↓

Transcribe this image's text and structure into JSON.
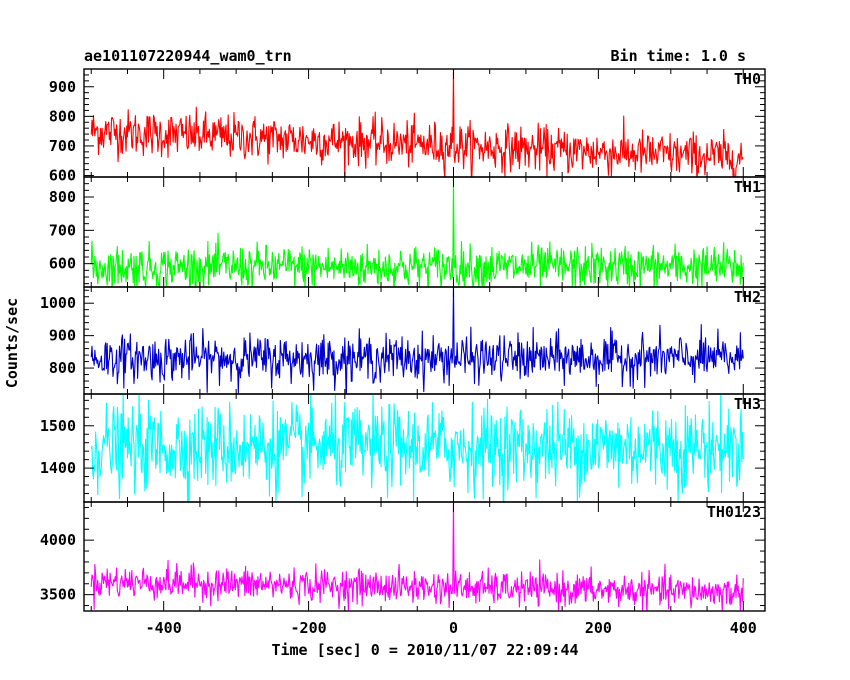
{
  "header": {
    "title": "ae101107220944_wam0_trn",
    "bin_time": "Bin time: 1.0 s"
  },
  "chart_data": {
    "type": "line",
    "title": "ae101107220944_wam0_trn",
    "subtitle": "Bin time: 1.0 s",
    "xlabel": "Time [sec] 0 = 2010/11/07 22:09:44",
    "ylabel": "Counts/sec",
    "xlim": [
      -510,
      430
    ],
    "xticks": [
      -400,
      -200,
      0,
      200,
      400
    ],
    "x_start": -500,
    "x_end": 400,
    "bin_time": 1.0,
    "grid": false,
    "panels": [
      {
        "name": "TH0",
        "color": "#ff0000",
        "ylim": [
          595,
          960
        ],
        "yticks": [
          600,
          700,
          800,
          900
        ],
        "trend_start": 750,
        "trend_end": 660,
        "noise": 38,
        "spike": {
          "x": 0,
          "y": 960
        }
      },
      {
        "name": "TH1",
        "color": "#00ff00",
        "ylim": [
          530,
          860
        ],
        "yticks": [
          600,
          700,
          800
        ],
        "trend_start": 590,
        "trend_end": 590,
        "noise": 32,
        "spike": {
          "x": 0,
          "y": 860
        }
      },
      {
        "name": "TH2",
        "color": "#0000cc",
        "ylim": [
          720,
          1050
        ],
        "yticks": [
          800,
          900,
          1000
        ],
        "trend_start": 830,
        "trend_end": 830,
        "noise": 35,
        "spike": {
          "x": 0,
          "y": 1050
        }
      },
      {
        "name": "TH3",
        "color": "#00ffff",
        "ylim": [
          1320,
          1575
        ],
        "yticks": [
          1400,
          1500
        ],
        "trend_start": 1450,
        "trend_end": 1450,
        "noise": 50,
        "spike": null
      },
      {
        "name": "TH0123",
        "color": "#ff00ff",
        "ylim": [
          3350,
          4350
        ],
        "yticks": [
          3500,
          4000
        ],
        "trend_start": 3620,
        "trend_end": 3520,
        "noise": 75,
        "spike": {
          "x": 0,
          "y": 4350
        }
      }
    ]
  }
}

↑

**PROBLEM TO WORK ON**
Give only a number: how many lines of the data hold the string "noise"?

**RESPONSE BELOW**
5